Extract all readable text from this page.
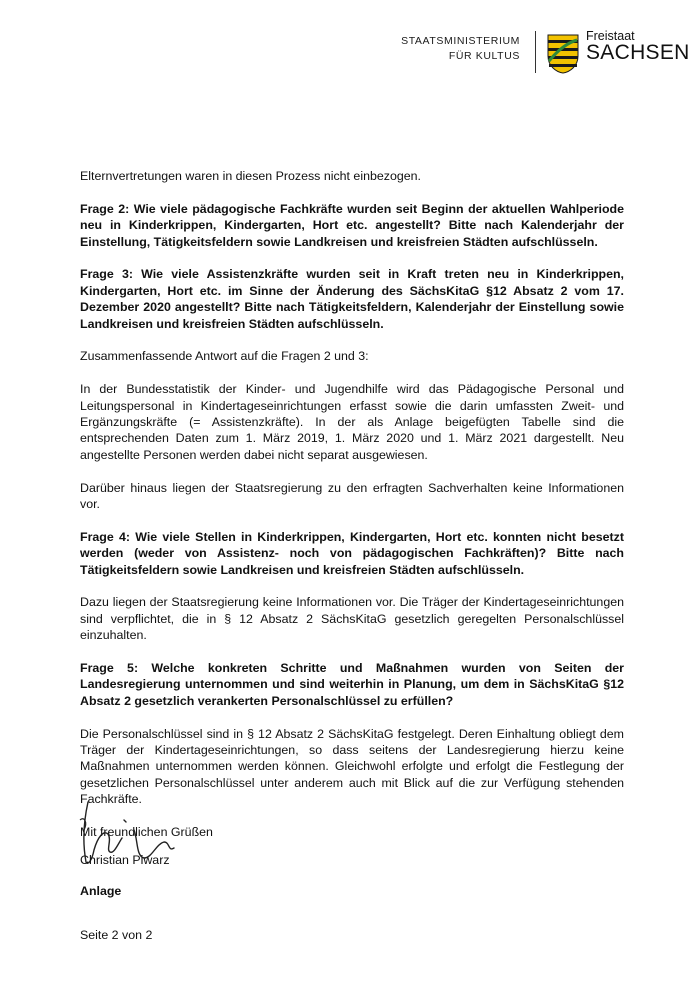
STAATSMINISTERIUM
FÜR KULTUS
Freistaat
SACHSEN

Elternvertretungen waren in diesen Prozess nicht einbezogen.

Frage 2: Wie viele pädagogische Fachkräfte wurden seit Beginn der aktuellen Wahlperiode neu in Kinderkrippen, Kindergarten, Hort etc. angestellt? Bitte nach Kalenderjahr der Einstellung, Tätigkeitsfeldern sowie Landkreisen und kreisfreien Städten aufschlüsseln.

Frage 3: Wie viele Assistenzkräfte wurden seit in Kraft treten neu in Kinderkrippen, Kindergarten, Hort etc. im Sinne der Änderung des SächsKitaG §12 Absatz 2 vom 17. Dezember 2020 angestellt? Bitte nach Tätigkeitsfeldern, Kalenderjahr der Einstellung sowie Landkreisen und kreisfreien Städten aufschlüsseln.

Zusammenfassende Antwort auf die Fragen 2 und 3:

In der Bundesstatistik der Kinder- und Jugendhilfe wird das Pädagogische Personal und Leitungspersonal in Kindertageseinrichtungen erfasst sowie die darin umfassten Zweit- und Ergänzungskräfte (= Assistenzkräfte). In der als Anlage beigefügten Tabelle sind die entsprechenden Daten zum 1. März 2019, 1. März 2020 und 1. März 2021 dargestellt. Neu angestellte Personen werden dabei nicht separat ausgewiesen.

Darüber hinaus liegen der Staatsregierung zu den erfragten Sachverhalten keine Informationen vor.

Frage 4: Wie viele Stellen in Kinderkrippen, Kindergarten, Hort etc. konnten nicht besetzt werden (weder von Assistenz- noch von pädagogischen Fachkräften)? Bitte nach Tätigkeitsfeldern sowie Landkreisen und kreisfreien Städten aufschlüsseln.

Dazu liegen der Staatsregierung keine Informationen vor. Die Träger der Kindertageseinrichtungen sind verpflichtet, die in § 12 Absatz 2 SächsKitaG gesetzlich geregelten Personalschlüssel einzuhalten.

Frage 5: Welche konkreten Schritte und Maßnahmen wurden von Seiten der Landesregierung unternommen und sind weiterhin in Planung, um dem in SächsKitaG §12 Absatz 2 gesetzlich verankerten Personalschlüssel zu erfüllen?

Die Personalschlüssel sind in § 12 Absatz 2 SächsKitaG festgelegt. Deren Einhaltung obliegt dem Träger der Kindertageseinrichtungen, so dass seitens der Landesregierung hierzu keine Maßnahmen unternommen werden können. Gleichwohl erfolgte und erfolgt die Festlegung der gesetzlichen Personalschlüssel unter anderem auch mit Blick auf die zur Verfügung stehenden Fachkräfte.

Mit freundlichen Grüßen

Christian Piwarz
Anlage
Seite 2 von 2
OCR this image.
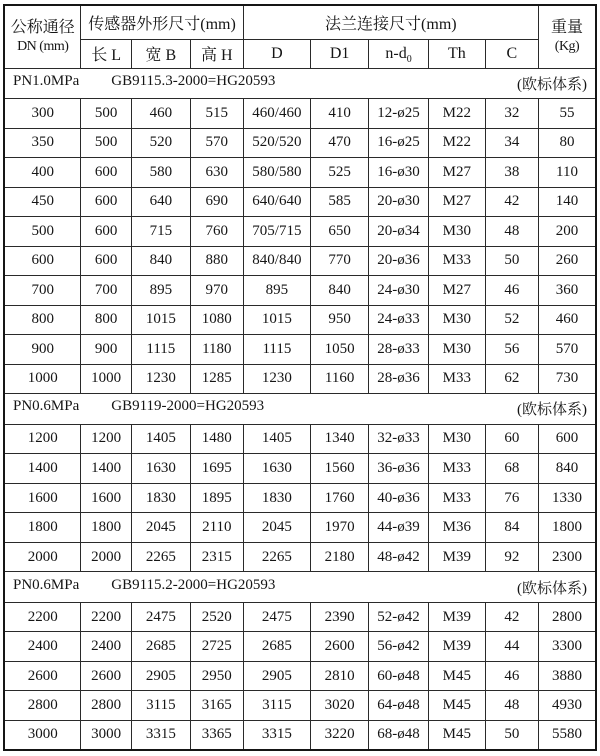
公称通径
DN (mm)	传感器外形尺寸(mm)			法兰连接尺寸(mm)					重量
(Kg)

	长 L	宽 B	高 H	D	D1	$n-d_0$	Th	C	

(欧标体系)
PN1.0MPa GB9115.3-2000=HG20593									
300	500	460	515	460/460	410	12-ø25	M22	32	55
350	500	520	570	520/520	470	16-ø25	M22	34	80
400	600	580	630	580/580	525	16-ø30	M27	38	110
450	600	640	690	640/640	585	20-ø30	M27	42	140
500	600	715	760	705/715	650	20-ø34	M30	48	200
600	600	840	880	840/840	770	20-ø36	M33	50	260
700	700	895	970	895	840	24-ø30	M27	46	360
800	800	1015	1080	1015	950	24-ø33	M30	52	460
900	900	1115	1180	1115	1050	28-ø33	M30	56	570
1000	1000	1230	1285	1230	1160	28-ø36	M33	62	730

(欧标体系)
PN0.6MPa GB9119-2000=HG20593									
1200	1200	1405	1480	1405	1340	32-ø33	M30	60	600
1400	1400	1630	1695	1630	1560	36-ø36	M33	68	840
1600	1600	1830	1895	1830	1760	40-ø36	M33	76	1330
1800	1800	2045	2110	2045	1970	44-ø39	M36	84	1800
2000	2000	2265	2315	2265	2180	48-ø42	M39	92	2300

(欧标体系)
PN0.6MPa GB9115.2-2000=HG20593									
2200	2200	2475	2520	2475	2390	52-ø42	M39	42	2800
2400	2400	2685	2725	2685	2600	56-ø42	M39	44	3300
2600	2600	2905	2950	2905	2810	60-ø48	M45	46	3880
2800	2800	3115	3165	3115	3020	64-ø48	M45	48	4930
3000	3000	3315	3365	3315	3220	68-ø48	M45	50	5580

:::::

▶ Exercise brief
Every line from the one containing "OCR this image." through the end of the entries above, both included, should be extracted exactly, with pictures left out.

▶ Full answer
OCR this image.
公称通径
DN (mm)	传感器外形尺寸(mm)			法兰连接尺寸(mm)					重量
(Kg)

	长 L	宽 B	高 H	D	D1	$n-d_0$	Th	C	

(欧标体系)
PN1.0MPa GB9115.3-2000=HG20593									
300	500	460	515	460/460	410	12-ø25	M22	32	55
350	500	520	570	520/520	470	16-ø25	M22	34	80
400	600	580	630	580/580	525	16-ø30	M27	38	110
450	600	640	690	640/640	585	20-ø30	M27	42	140
500	600	715	760	705/715	650	20-ø34	M30	48	200
600	600	840	880	840/840	770	20-ø36	M33	50	260
700	700	895	970	895	840	24-ø30	M27	46	360
800	800	1015	1080	1015	950	24-ø33	M30	52	460
900	900	1115	1180	1115	1050	28-ø33	M30	56	570
1000	1000	1230	1285	1230	1160	28-ø36	M33	62	730

(欧标体系)
PN0.6MPa GB9119-2000=HG20593									
1200	1200	1405	1480	1405	1340	32-ø33	M30	60	600
1400	1400	1630	1695	1630	1560	36-ø36	M33	68	840
1600	1600	1830	1895	1830	1760	40-ø36	M33	76	1330
1800	1800	2045	2110	2045	1970	44-ø39	M36	84	1800
2000	2000	2265	2315	2265	2180	48-ø42	M39	92	2300

(欧标体系)
PN0.6MPa GB9115.2-2000=HG20593									
2200	2200	2475	2520	2475	2390	52-ø42	M39	42	2800
2400	2400	2685	2725	2685	2600	56-ø42	M39	44	3300
2600	2600	2905	2950	2905	2810	60-ø48	M45	46	3880
2800	2800	3115	3165	3115	3020	64-ø48	M45	48	4930
3000	3000	3315	3365	3315	3220	68-ø48	M45	50	5580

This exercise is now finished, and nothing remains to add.